• _PROBLEM DESCRIPTION_
From the listing below, extract each entry exactly as written, minus the images.

• _ROWS_
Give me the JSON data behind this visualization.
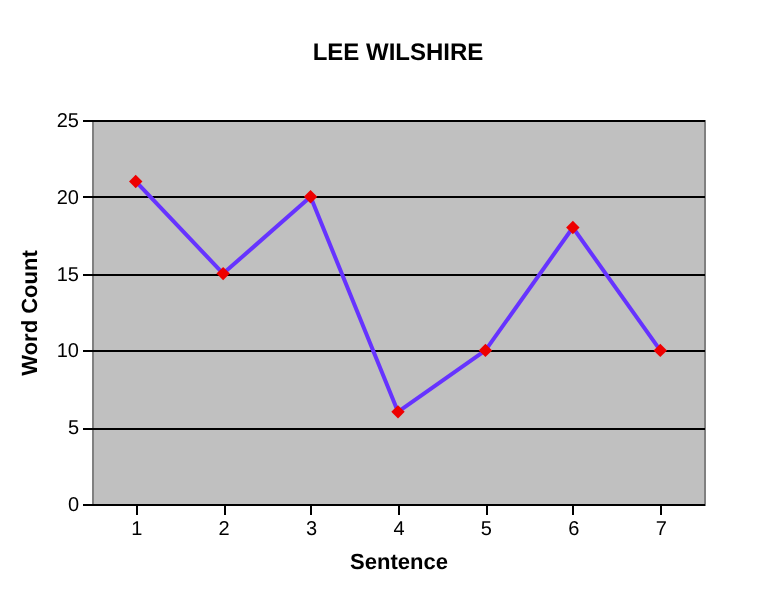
{
  "chart_data": {
    "type": "line",
    "title": "LEE WILSHIRE",
    "xlabel": "Sentence",
    "ylabel": "Word Count",
    "categories": [
      "1",
      "2",
      "3",
      "4",
      "5",
      "6",
      "7"
    ],
    "series": [
      {
        "color": "#6633ff",
        "values": [
          21,
          15,
          20,
          6,
          10,
          18,
          10
        ]
      }
    ],
    "ylim": [
      0,
      25
    ],
    "yticks": [
      0,
      5,
      10,
      15,
      20,
      25
    ],
    "grid": "y",
    "marker": "diamond",
    "legend": false
  }
}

• _EXERCISE ANSWER_
Give me the JSON data behind this visualization.
{
  "chart_data": {
    "type": "line",
    "title": "LEE WILSHIRE",
    "xlabel": "Sentence",
    "ylabel": "Word Count",
    "categories": [
      "1",
      "2",
      "3",
      "4",
      "5",
      "6",
      "7"
    ],
    "series": [
      {
        "color": "#6633ff",
        "values": [
          21,
          15,
          20,
          6,
          10,
          18,
          10
        ]
      }
    ],
    "ylim": [
      0,
      25
    ],
    "yticks": [
      0,
      5,
      10,
      15,
      20,
      25
    ],
    "grid": "y",
    "marker": "diamond",
    "legend": false
  }
}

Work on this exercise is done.